*Exercise description*. Copy each line in which the string "Measurements" occurs.

*Exercise data*.
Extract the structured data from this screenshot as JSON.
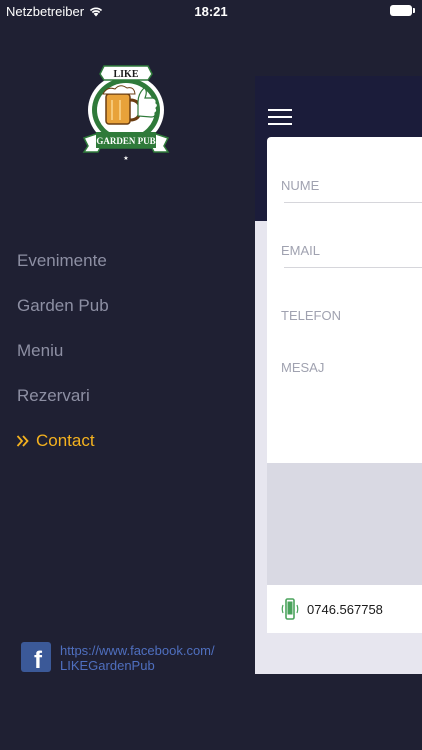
{
  "status_bar": {
    "carrier": "Netzbetreiber",
    "time": "18:21"
  },
  "logo": {
    "top_text": "LIKE",
    "banner_text": "GARDEN PUB"
  },
  "menu": {
    "items": [
      {
        "label": "Evenimente",
        "active": false
      },
      {
        "label": "Garden Pub",
        "active": false
      },
      {
        "label": "Meniu",
        "active": false
      },
      {
        "label": "Rezervari",
        "active": false
      },
      {
        "label": "Contact",
        "active": true
      }
    ]
  },
  "facebook": {
    "icon_letter": "f",
    "line1": "https://www.facebook.com/",
    "line2": "LIKEGardenPub"
  },
  "form": {
    "name_placeholder": "NUME",
    "email_placeholder": "EMAIL",
    "phone_placeholder": "TELEFON",
    "message_placeholder": "MESAJ"
  },
  "contact": {
    "phone_number": "0746.567758"
  },
  "colors": {
    "sidebar_bg": "#1f2033",
    "accent": "#f4b21f",
    "menu_text": "#8d8fa3",
    "navbar": "#1b1c3a",
    "facebook": "#3b5998"
  }
}
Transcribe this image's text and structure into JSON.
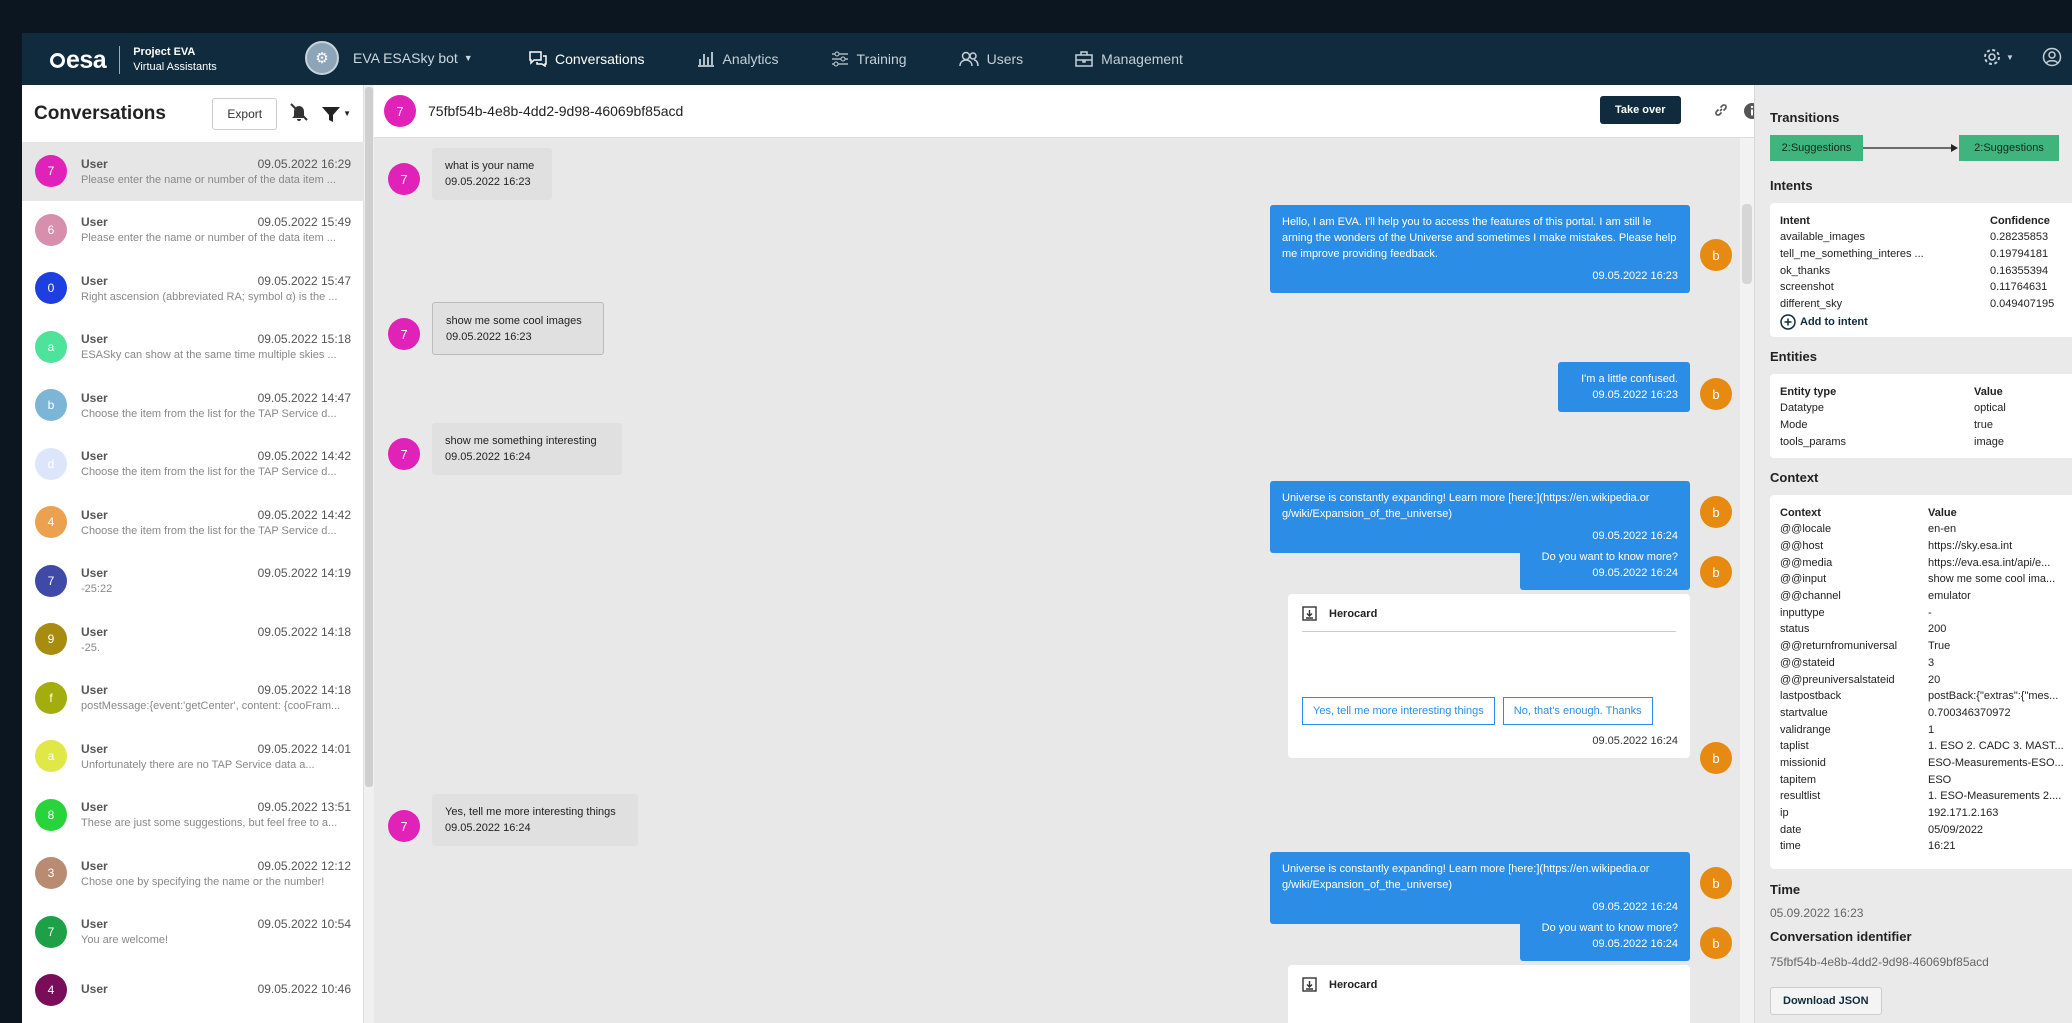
{
  "header": {
    "logo_text": "esa",
    "project_title": "Project EVA",
    "project_subtitle": "Virtual Assistants",
    "bot_name": "EVA ESASky bot",
    "nav": [
      {
        "label": "Conversations",
        "icon": "chat-icon",
        "active": true
      },
      {
        "label": "Analytics",
        "icon": "bar-chart-icon",
        "active": false
      },
      {
        "label": "Training",
        "icon": "sliders-icon",
        "active": false
      },
      {
        "label": "Users",
        "icon": "users-icon",
        "active": false
      },
      {
        "label": "Management",
        "icon": "briefcase-icon",
        "active": false
      }
    ]
  },
  "sidebar": {
    "title": "Conversations",
    "export_label": "Export",
    "conversations": [
      {
        "initial": "7",
        "color": "#e022b8",
        "name": "User",
        "date": "09.05.2022 16:29",
        "preview": "Please enter the name or number of the data item ..."
      },
      {
        "initial": "6",
        "color": "#d88fae",
        "name": "User",
        "date": "09.05.2022 15:49",
        "preview": "Please enter the name or number of the data item ..."
      },
      {
        "initial": "0",
        "color": "#1d3ee0",
        "name": "User",
        "date": "09.05.2022 15:47",
        "preview": "Right ascension (abbreviated RA; symbol α) is the ..."
      },
      {
        "initial": "a",
        "color": "#4ee39b",
        "name": "User",
        "date": "09.05.2022 15:18",
        "preview": "ESASky can show at the same time multiple skies ..."
      },
      {
        "initial": "b",
        "color": "#7db5d6",
        "name": "User",
        "date": "09.05.2022 14:47",
        "preview": "Choose the item from the list for the TAP Service d..."
      },
      {
        "initial": "d",
        "color": "#dde5fb",
        "name": "User",
        "date": "09.05.2022 14:42",
        "preview": "Choose the item from the list for the TAP Service d..."
      },
      {
        "initial": "4",
        "color": "#eba150",
        "name": "User",
        "date": "09.05.2022 14:42",
        "preview": "Choose the item from the list for the TAP Service d..."
      },
      {
        "initial": "7",
        "color": "#3f4aa8",
        "name": "User",
        "date": "09.05.2022 14:19",
        "preview": "-25:22"
      },
      {
        "initial": "9",
        "color": "#a88c10",
        "name": "User",
        "date": "09.05.2022 14:18",
        "preview": "-25."
      },
      {
        "initial": "f",
        "color": "#a3ad0c",
        "name": "User",
        "date": "09.05.2022 14:18",
        "preview": "postMessage:{event:'getCenter', content: {cooFram..."
      },
      {
        "initial": "a",
        "color": "#dfe846",
        "name": "User",
        "date": "09.05.2022 14:01",
        "preview": "Unfortunately there are no TAP Service data a..."
      },
      {
        "initial": "8",
        "color": "#29d43a",
        "name": "User",
        "date": "09.05.2022 13:51",
        "preview": "These are just some suggestions, but feel free to a..."
      },
      {
        "initial": "3",
        "color": "#b98b72",
        "name": "User",
        "date": "09.05.2022 12:12",
        "preview": "Chose one by specifying the name or the number!"
      },
      {
        "initial": "7",
        "color": "#1ea048",
        "name": "User",
        "date": "09.05.2022 10:54",
        "preview": "You are welcome!"
      },
      {
        "initial": "4",
        "color": "#7a0d5a",
        "name": "User",
        "date": "09.05.2022 10:46",
        "preview": ""
      }
    ]
  },
  "chat": {
    "conversation_id": "75fbf54b-4e8b-4dd2-9d98-46069bf85acd",
    "user_initial": "7",
    "bot_initial": "b",
    "take_over_label": "Take over",
    "messages": [
      {
        "text": "what is your name",
        "time": "09.05.2022 16:23"
      },
      {
        "text": "Hello, I am EVA. I'll help you to access the features of this portal. I am still le arning the wonders of the Universe and sometimes I make mistakes. Please help me improve providing feedback.",
        "time": "09.05.2022 16:23"
      },
      {
        "text": "show me some cool images",
        "time": "09.05.2022 16:23"
      },
      {
        "text": "I'm a little confused.",
        "time": "09.05.2022 16:23"
      },
      {
        "text": "show me something interesting",
        "time": "09.05.2022 16:24"
      },
      {
        "text": "Universe is constantly expanding! Learn more [here:](https://en.wikipedia.or g/wiki/Expansion_of_the_universe)",
        "time": "09.05.2022 16:24"
      },
      {
        "text": "Do you want to know more?",
        "time": "09.05.2022 16:24"
      },
      {
        "title": "Herocard",
        "button1": "Yes, tell me more interesting things",
        "button2": "No, that's enough. Thanks",
        "time": "09.05.2022 16:24"
      },
      {
        "text": "Yes, tell me more interesting things",
        "time": "09.05.2022 16:24"
      },
      {
        "text": "Universe is constantly expanding! Learn more [here:](https://en.wikipedia.or g/wiki/Expansion_of_the_universe)",
        "time": "09.05.2022 16:24"
      },
      {
        "text": "Do you want to know more?",
        "time": "09.05.2022 16:24"
      },
      {
        "title": "Herocard"
      }
    ]
  },
  "details": {
    "transitions_title": "Transitions",
    "transition_from": "2:Suggestions",
    "transition_to": "2:Suggestions",
    "intents_title": "Intents",
    "intents_header": [
      "Intent",
      "Confidence"
    ],
    "intents": [
      [
        "available_images",
        "0.28235853"
      ],
      [
        "tell_me_something_interes ...",
        "0.19794181"
      ],
      [
        "ok_thanks",
        "0.16355394"
      ],
      [
        "screenshot",
        "0.11764631"
      ],
      [
        "different_sky",
        "0.049407195"
      ]
    ],
    "add_intent_label": "Add to intent",
    "entities_title": "Entities",
    "entities_header": [
      "Entity type",
      "Value"
    ],
    "entities": [
      [
        "Datatype",
        "optical"
      ],
      [
        "Mode",
        "true"
      ],
      [
        "tools_params",
        "image"
      ]
    ],
    "context_title": "Context",
    "context_header": [
      "Context",
      "Value"
    ],
    "context": [
      [
        "@@locale",
        "en-en"
      ],
      [
        "@@host",
        "https://sky.esa.int"
      ],
      [
        "@@media",
        "https://eva.esa.int/api/e..."
      ],
      [
        "@@input",
        "show me some cool ima..."
      ],
      [
        "@@channel",
        "emulator"
      ],
      [
        "inputtype",
        "-"
      ],
      [
        "status",
        "200"
      ],
      [
        "@@returnfromuniversal",
        "True"
      ],
      [
        "@@stateid",
        "3"
      ],
      [
        "@@preuniversalstateid",
        "20"
      ],
      [
        "lastpostback",
        "postBack:{\"extras\":{\"mes..."
      ],
      [
        "startvalue",
        "0.700346370972"
      ],
      [
        "validrange",
        "1"
      ],
      [
        "taplist",
        "1. ESO 2. CADC 3. MAST..."
      ],
      [
        "missionid",
        "ESO-Measurements-ESO..."
      ],
      [
        "tapitem",
        "ESO"
      ],
      [
        "resultlist",
        "1. ESO-Measurements 2...."
      ],
      [
        "ip",
        "192.171.2.163"
      ],
      [
        "date",
        "05/09/2022"
      ],
      [
        "time",
        "16:21"
      ]
    ],
    "time_title": "Time",
    "time_value": "05.09.2022 16:23",
    "conv_id_title": "Conversation identifier",
    "conv_id_value": "75fbf54b-4e8b-4dd2-9d98-46069bf85acd",
    "download_label": "Download JSON"
  }
}
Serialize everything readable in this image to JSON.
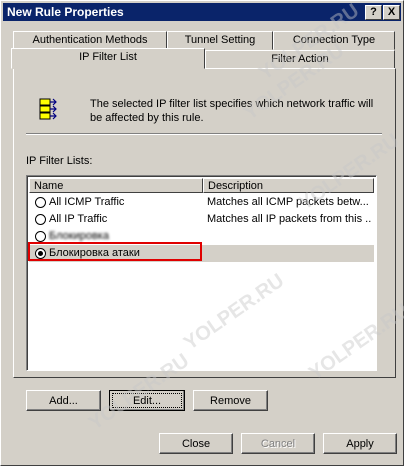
{
  "window": {
    "title": "New Rule Properties",
    "help_button": "?",
    "close_button": "X"
  },
  "tabs": {
    "row1": [
      "Authentication Methods",
      "Tunnel Setting",
      "Connection Type"
    ],
    "row2": [
      "IP Filter List",
      "Filter Action"
    ],
    "active": "IP Filter List"
  },
  "info": {
    "icon": "filter-list-icon",
    "text": "The selected IP filter list specifies which network traffic will be affected by this rule."
  },
  "list": {
    "label": "IP Filter Lists:",
    "columns": [
      "Name",
      "Description"
    ],
    "rows": [
      {
        "name": "All ICMP Traffic",
        "description": "Matches all ICMP packets betw...",
        "selected": false
      },
      {
        "name": "All IP Traffic",
        "description": "Matches all IP packets from this ...",
        "selected": false
      },
      {
        "name": "Блокировка",
        "description": "",
        "selected": false
      },
      {
        "name": "Блокировка атаки",
        "description": "",
        "selected": true
      }
    ]
  },
  "buttons": {
    "add": "Add...",
    "edit": "Edit...",
    "remove": "Remove",
    "close": "Close",
    "cancel": "Cancel",
    "apply": "Apply"
  },
  "watermark": "YOLPER.RU",
  "colors": {
    "titlebar": "#0a246a",
    "face": "#d4d0c8",
    "highlight_box": "#e00000"
  }
}
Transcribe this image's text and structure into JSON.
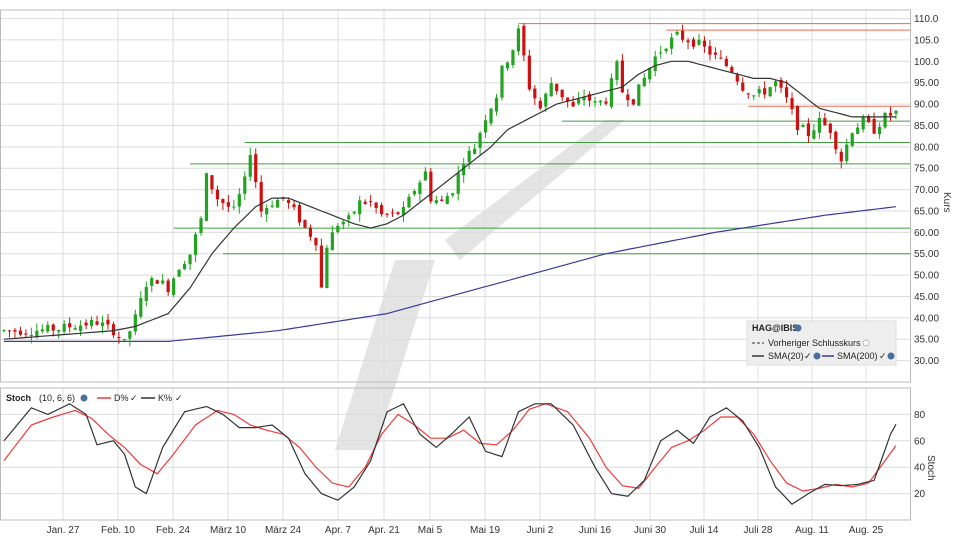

*Task result*.
        "ESO-Measurements-ESO..."
        "1. ESO-Measurements 2...."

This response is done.